▶ _What to do_: Gather each line of the entries below that includes "weitere".
— Start of Excerpted records —
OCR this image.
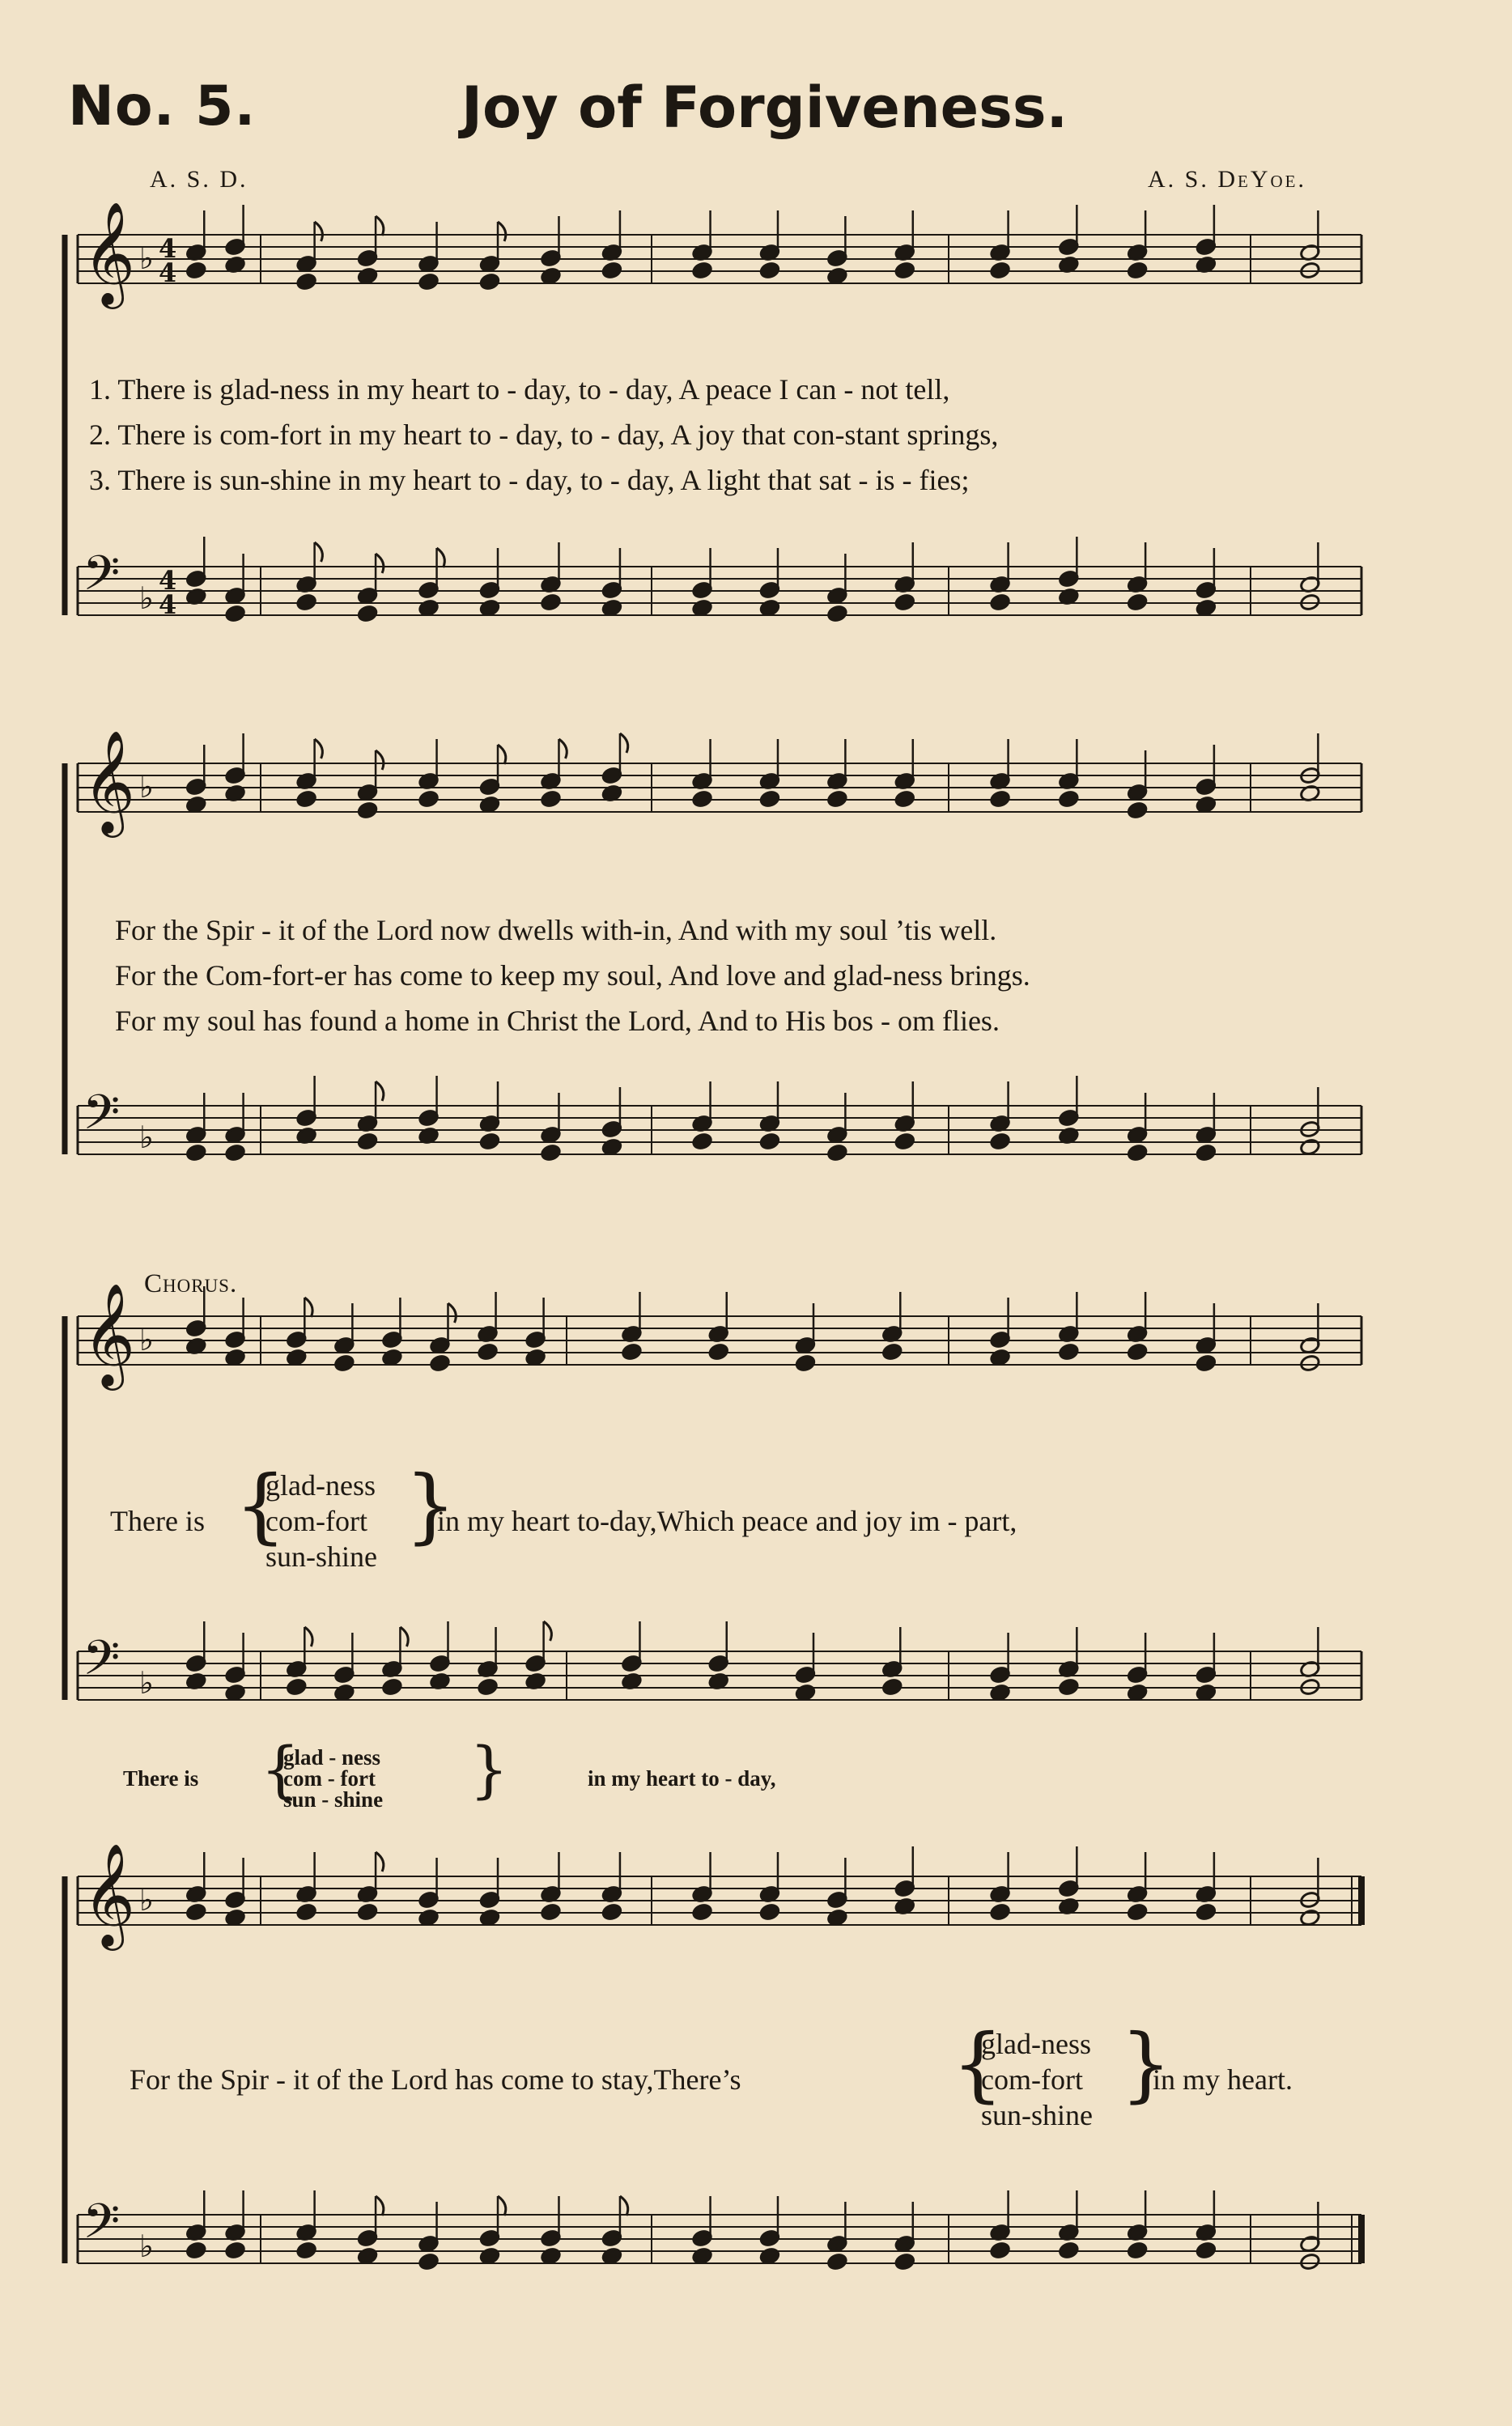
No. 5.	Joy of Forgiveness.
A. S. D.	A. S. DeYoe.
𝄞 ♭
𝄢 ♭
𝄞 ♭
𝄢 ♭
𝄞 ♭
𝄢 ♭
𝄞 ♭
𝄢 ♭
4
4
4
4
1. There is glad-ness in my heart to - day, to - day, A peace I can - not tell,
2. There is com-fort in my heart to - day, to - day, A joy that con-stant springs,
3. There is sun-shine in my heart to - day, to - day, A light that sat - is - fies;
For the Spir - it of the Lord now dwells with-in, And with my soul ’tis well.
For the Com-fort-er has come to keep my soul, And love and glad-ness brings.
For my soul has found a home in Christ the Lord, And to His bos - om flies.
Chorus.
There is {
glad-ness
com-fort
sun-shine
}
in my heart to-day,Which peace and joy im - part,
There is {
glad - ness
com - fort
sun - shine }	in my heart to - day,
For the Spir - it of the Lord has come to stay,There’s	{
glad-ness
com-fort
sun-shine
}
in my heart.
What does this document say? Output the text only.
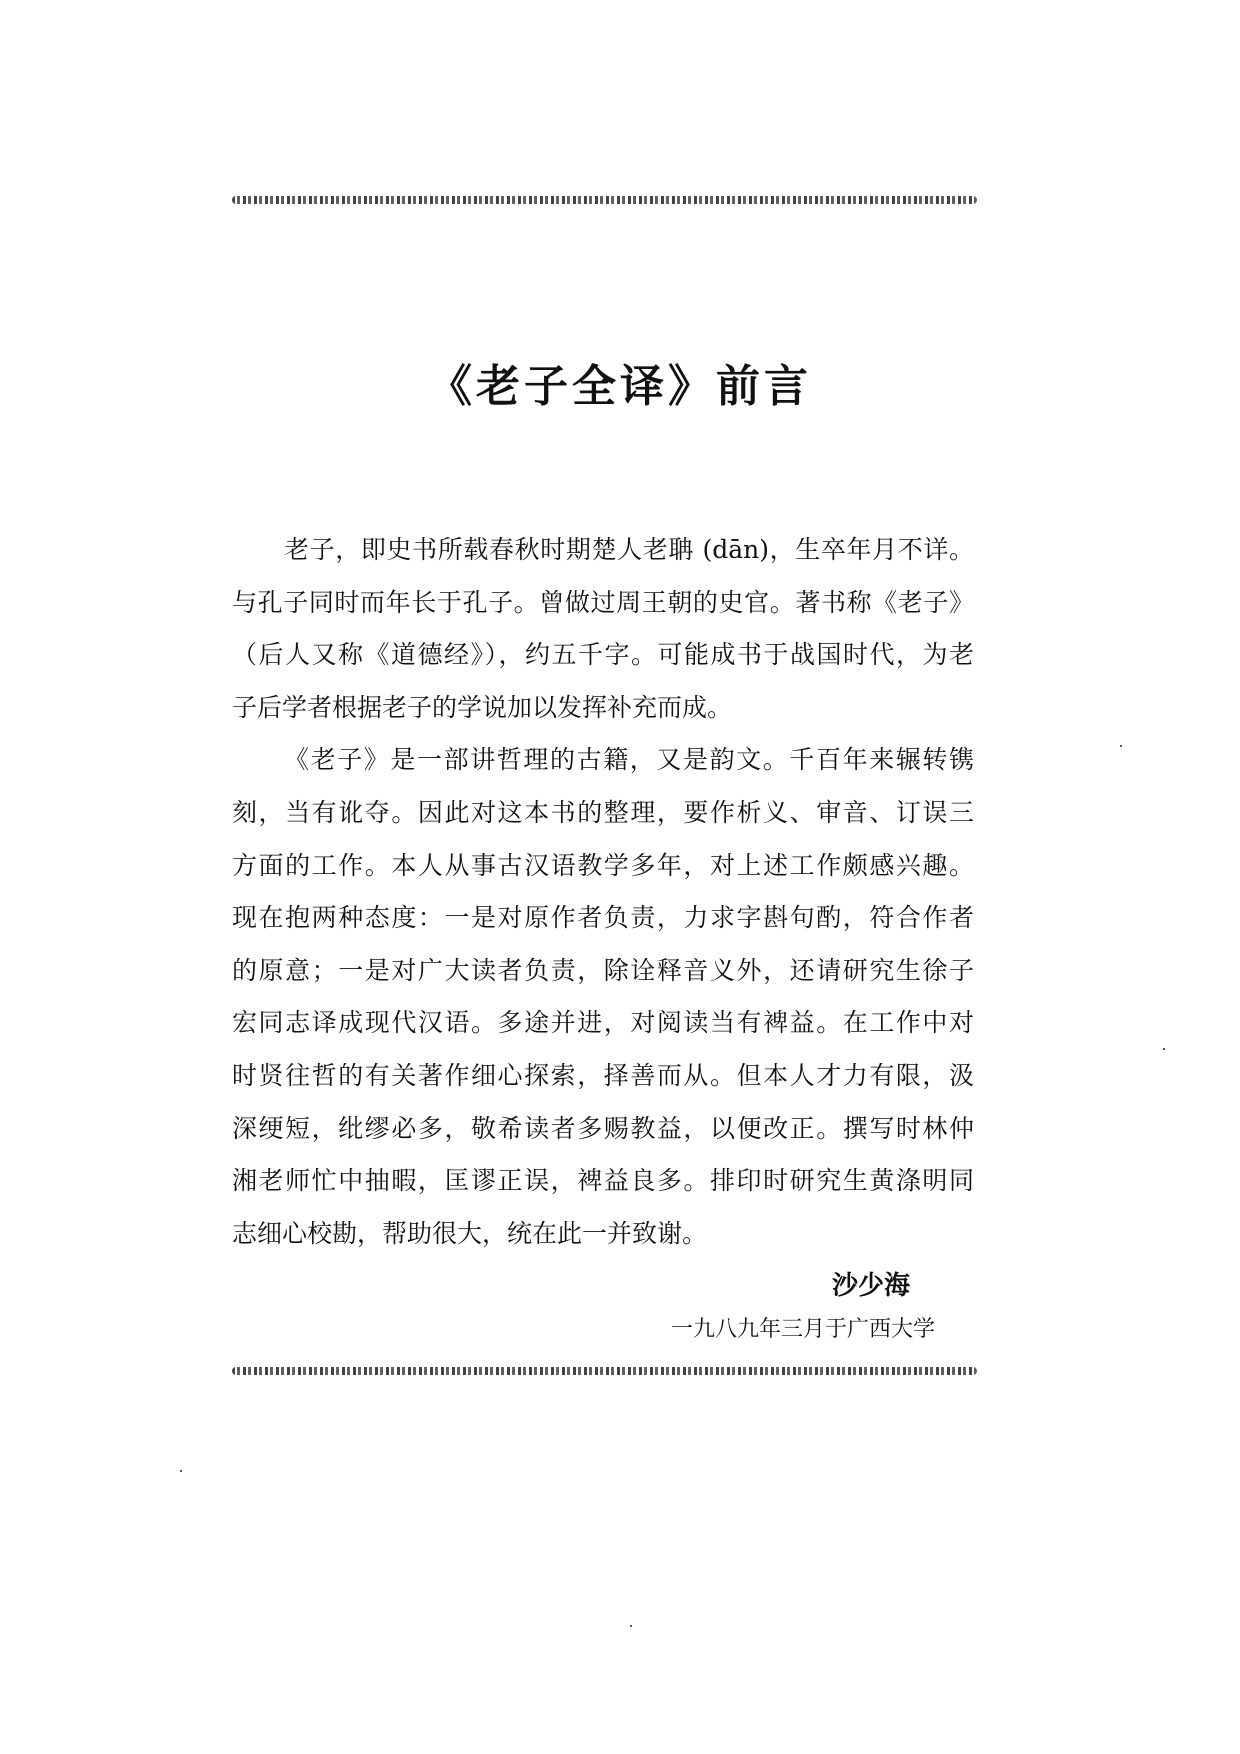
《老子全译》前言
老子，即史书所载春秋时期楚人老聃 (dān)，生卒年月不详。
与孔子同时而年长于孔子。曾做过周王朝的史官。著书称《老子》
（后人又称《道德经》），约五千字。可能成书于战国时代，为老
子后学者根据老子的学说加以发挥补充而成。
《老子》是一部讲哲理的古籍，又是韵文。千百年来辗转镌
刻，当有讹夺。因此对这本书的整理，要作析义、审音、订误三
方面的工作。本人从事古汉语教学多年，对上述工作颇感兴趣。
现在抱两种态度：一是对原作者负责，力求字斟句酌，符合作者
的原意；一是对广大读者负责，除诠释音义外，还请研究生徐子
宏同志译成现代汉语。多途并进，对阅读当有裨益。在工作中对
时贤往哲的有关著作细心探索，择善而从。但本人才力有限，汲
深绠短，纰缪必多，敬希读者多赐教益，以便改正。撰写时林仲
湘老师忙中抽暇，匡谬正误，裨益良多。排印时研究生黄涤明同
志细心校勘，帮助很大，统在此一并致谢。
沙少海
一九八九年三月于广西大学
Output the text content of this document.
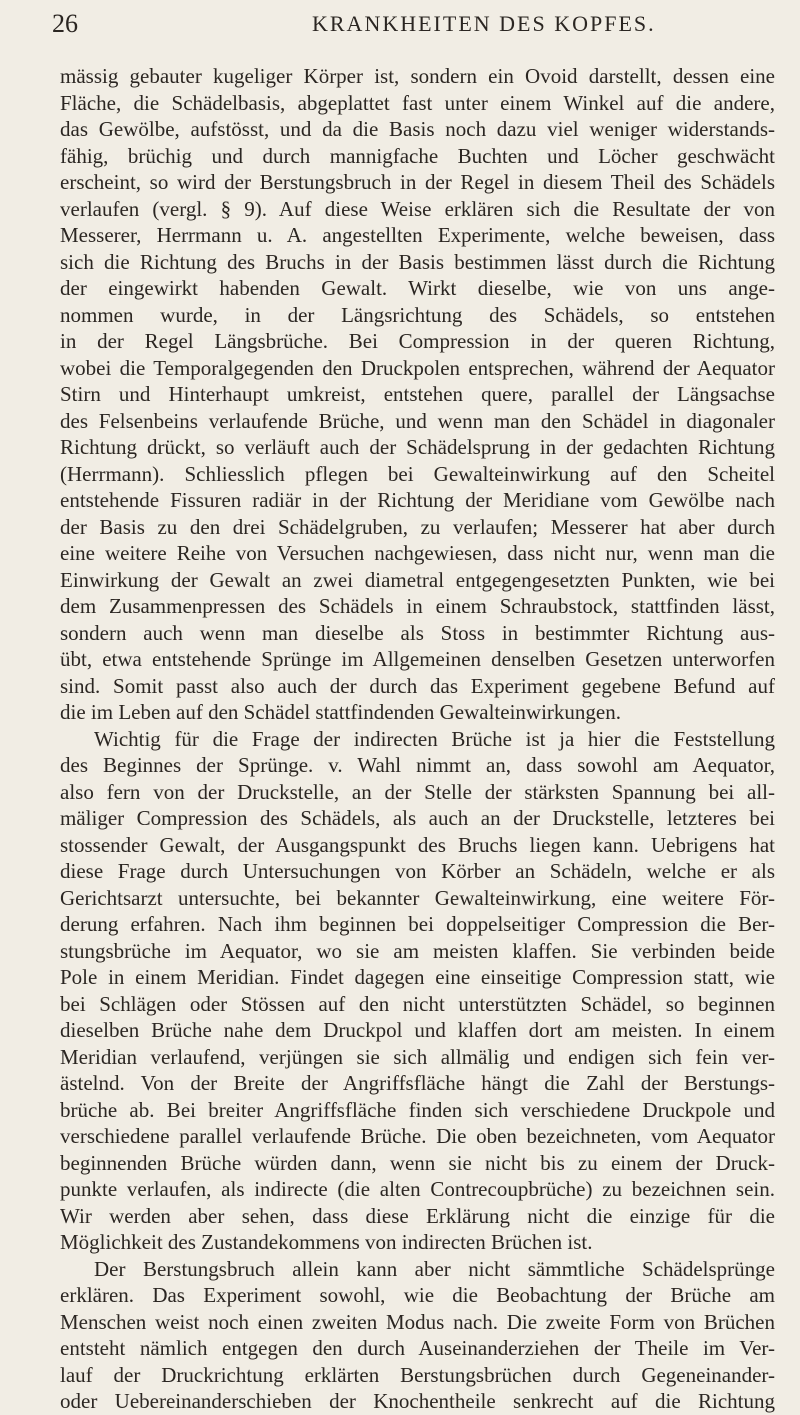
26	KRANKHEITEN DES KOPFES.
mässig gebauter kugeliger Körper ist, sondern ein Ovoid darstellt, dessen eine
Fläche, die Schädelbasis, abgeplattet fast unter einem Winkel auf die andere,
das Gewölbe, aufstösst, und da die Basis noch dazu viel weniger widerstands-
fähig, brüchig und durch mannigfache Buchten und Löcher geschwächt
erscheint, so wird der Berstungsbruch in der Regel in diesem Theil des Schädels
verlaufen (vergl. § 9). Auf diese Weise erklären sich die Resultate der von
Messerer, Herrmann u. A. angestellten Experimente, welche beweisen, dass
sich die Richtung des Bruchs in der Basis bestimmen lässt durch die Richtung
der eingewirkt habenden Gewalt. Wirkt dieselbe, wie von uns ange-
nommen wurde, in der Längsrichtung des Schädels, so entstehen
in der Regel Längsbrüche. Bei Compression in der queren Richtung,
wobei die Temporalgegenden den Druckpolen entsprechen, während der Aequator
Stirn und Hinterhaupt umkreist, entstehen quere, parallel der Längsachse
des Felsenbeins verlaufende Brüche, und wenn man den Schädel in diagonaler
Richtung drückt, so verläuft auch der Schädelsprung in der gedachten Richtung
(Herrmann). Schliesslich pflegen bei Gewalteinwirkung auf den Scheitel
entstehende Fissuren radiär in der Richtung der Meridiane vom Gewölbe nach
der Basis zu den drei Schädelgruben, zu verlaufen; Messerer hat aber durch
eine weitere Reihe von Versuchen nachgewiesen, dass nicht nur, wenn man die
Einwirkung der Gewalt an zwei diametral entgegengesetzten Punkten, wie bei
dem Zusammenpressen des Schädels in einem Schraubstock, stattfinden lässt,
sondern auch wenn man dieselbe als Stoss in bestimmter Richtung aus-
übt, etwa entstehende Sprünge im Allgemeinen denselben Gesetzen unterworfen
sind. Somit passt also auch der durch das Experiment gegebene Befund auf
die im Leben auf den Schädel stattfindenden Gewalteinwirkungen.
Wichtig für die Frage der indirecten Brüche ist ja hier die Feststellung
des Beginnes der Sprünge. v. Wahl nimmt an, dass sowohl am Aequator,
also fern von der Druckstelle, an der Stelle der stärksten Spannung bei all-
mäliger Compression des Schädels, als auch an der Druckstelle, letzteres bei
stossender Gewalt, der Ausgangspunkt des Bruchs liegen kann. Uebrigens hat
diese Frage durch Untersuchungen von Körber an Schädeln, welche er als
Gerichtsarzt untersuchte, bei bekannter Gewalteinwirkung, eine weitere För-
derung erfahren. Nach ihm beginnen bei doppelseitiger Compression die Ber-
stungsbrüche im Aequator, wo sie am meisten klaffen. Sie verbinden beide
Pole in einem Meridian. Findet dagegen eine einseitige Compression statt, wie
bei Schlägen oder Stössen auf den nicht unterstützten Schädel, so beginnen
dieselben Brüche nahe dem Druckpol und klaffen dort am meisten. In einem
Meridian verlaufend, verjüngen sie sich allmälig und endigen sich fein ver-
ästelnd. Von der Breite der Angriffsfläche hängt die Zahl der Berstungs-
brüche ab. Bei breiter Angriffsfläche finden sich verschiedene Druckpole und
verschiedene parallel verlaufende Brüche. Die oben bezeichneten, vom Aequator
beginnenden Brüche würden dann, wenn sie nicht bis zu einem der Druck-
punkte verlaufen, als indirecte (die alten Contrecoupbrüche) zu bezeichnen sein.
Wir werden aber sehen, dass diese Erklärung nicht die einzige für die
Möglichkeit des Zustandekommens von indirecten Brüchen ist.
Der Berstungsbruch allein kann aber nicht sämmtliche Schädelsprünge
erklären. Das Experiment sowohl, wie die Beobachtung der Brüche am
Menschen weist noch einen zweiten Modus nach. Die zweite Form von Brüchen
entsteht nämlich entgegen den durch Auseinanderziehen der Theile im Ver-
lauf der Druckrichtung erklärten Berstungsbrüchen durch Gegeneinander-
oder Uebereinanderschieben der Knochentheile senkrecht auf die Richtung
— End of Excerpted records —
▶ _Exercise answer_:
eine weitere Reihe von Versuchen nachgewiesen, dass nicht nur, wenn man die
Gerichtsarzt untersuchte, bei bekannter Gewalteinwirkung, eine weitere För-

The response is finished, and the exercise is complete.